» **Given request**:
Show all lines of the listing that hold the word "color".

» **Collected data entries**:
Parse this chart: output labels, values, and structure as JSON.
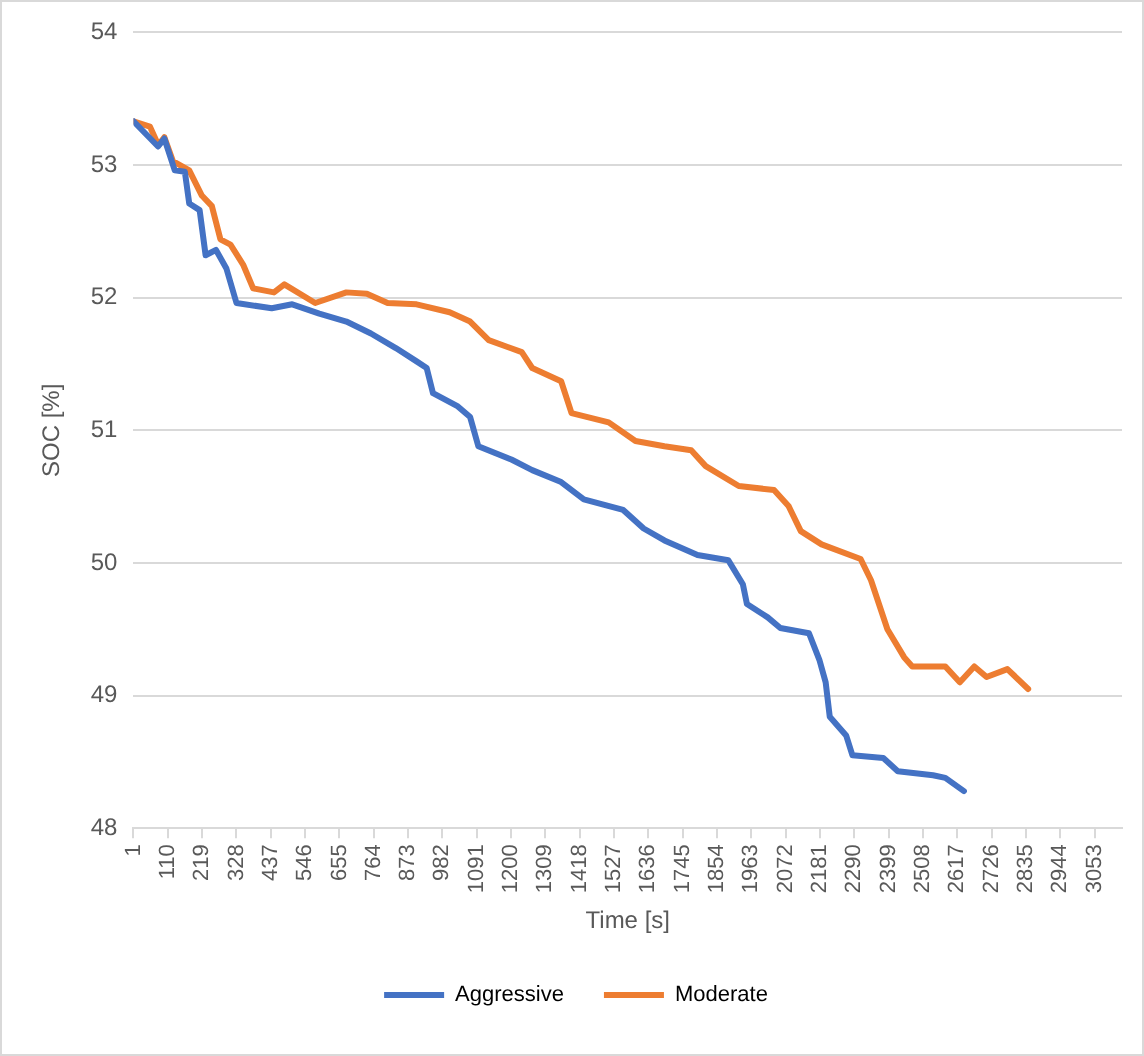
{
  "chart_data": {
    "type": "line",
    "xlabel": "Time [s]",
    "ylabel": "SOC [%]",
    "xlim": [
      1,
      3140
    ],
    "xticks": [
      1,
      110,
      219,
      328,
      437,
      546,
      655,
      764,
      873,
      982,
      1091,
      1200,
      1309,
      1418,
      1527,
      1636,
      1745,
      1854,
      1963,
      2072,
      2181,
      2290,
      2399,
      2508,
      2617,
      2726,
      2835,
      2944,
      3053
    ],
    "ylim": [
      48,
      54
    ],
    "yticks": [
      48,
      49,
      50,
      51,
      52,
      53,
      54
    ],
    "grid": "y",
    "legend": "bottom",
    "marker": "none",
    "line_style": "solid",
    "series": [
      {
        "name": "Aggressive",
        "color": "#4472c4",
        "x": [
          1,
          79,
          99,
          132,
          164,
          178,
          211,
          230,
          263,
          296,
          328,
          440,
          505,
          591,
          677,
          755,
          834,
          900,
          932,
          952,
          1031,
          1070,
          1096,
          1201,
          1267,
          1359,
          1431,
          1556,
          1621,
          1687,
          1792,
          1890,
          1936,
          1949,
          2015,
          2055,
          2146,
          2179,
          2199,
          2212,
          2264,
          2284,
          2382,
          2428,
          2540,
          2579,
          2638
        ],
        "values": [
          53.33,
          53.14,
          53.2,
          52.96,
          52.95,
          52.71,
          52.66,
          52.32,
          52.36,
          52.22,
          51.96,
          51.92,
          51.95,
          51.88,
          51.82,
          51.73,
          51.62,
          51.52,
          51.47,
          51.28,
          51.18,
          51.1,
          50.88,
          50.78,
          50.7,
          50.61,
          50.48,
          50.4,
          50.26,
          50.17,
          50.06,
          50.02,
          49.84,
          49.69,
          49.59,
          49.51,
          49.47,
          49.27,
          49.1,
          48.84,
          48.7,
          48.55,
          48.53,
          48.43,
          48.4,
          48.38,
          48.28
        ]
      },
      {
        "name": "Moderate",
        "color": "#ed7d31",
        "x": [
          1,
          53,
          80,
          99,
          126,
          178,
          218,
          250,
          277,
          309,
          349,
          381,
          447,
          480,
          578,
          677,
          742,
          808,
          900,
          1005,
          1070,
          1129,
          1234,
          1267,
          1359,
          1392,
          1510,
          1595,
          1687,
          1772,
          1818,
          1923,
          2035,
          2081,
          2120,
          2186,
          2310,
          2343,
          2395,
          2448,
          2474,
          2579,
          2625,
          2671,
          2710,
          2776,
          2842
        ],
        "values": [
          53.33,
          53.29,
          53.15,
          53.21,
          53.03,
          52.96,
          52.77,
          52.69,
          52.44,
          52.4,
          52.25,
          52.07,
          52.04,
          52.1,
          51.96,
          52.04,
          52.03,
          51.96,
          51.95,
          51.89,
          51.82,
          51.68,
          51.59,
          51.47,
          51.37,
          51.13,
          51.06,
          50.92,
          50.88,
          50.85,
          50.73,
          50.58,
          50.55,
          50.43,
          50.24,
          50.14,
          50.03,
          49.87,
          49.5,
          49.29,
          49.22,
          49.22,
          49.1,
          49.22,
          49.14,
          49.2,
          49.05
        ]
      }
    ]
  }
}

...

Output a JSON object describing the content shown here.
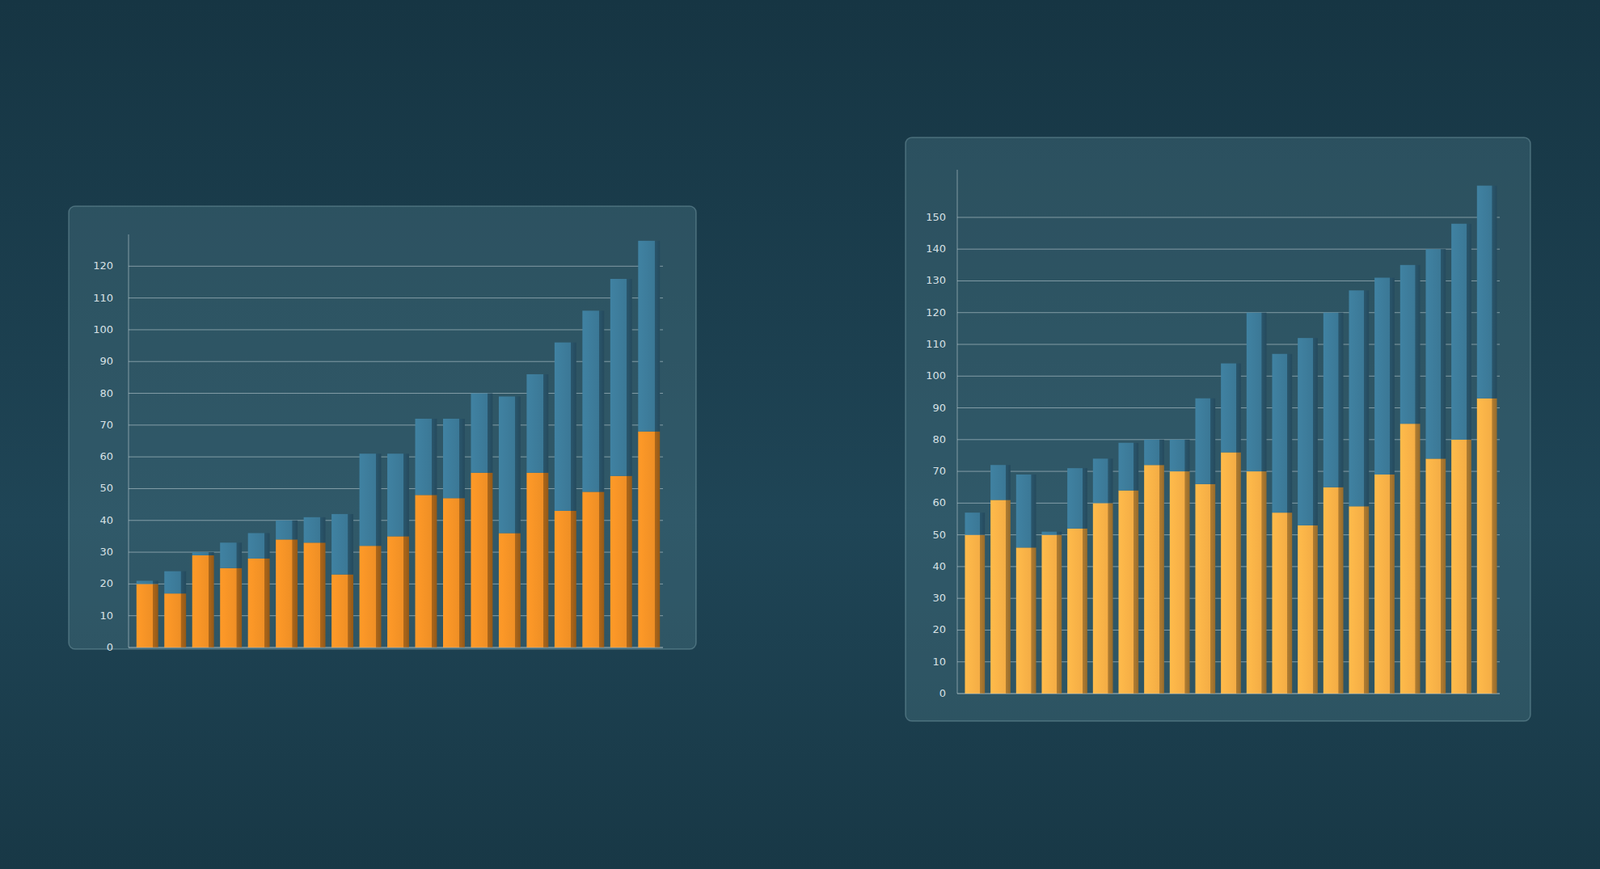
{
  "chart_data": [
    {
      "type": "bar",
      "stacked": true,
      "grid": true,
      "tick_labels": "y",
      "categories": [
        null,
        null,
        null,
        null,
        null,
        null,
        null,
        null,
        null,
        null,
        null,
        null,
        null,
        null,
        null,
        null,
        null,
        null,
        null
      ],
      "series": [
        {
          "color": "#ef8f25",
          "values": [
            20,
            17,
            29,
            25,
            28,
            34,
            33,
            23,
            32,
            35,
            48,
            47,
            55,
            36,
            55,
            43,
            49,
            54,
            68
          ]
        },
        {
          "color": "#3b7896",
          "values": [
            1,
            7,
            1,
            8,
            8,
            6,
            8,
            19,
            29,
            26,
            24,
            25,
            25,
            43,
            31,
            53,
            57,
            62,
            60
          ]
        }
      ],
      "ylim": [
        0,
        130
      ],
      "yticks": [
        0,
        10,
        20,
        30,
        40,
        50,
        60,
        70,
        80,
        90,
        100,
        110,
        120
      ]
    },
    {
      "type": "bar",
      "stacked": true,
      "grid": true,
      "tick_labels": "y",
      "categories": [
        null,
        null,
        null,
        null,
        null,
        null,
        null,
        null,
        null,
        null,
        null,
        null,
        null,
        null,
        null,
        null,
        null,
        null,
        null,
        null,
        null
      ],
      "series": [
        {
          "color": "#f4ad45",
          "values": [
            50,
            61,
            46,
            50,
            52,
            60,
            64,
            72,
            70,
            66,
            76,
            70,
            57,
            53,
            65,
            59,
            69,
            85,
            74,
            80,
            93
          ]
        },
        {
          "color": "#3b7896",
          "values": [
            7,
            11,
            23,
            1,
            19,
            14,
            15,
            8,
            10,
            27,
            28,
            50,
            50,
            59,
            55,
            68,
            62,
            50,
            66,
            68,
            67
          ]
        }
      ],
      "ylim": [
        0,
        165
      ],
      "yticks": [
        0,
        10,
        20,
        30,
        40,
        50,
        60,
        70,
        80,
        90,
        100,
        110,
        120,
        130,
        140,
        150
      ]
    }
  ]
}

» **Response for this exercise**:
        "color": "#4472c4",
        "color": "#ed7d31",
          "color": "#ef8f25",
          "color": "#3b7896",
          "color": "#f4ad45",
          "color": "#3b7896",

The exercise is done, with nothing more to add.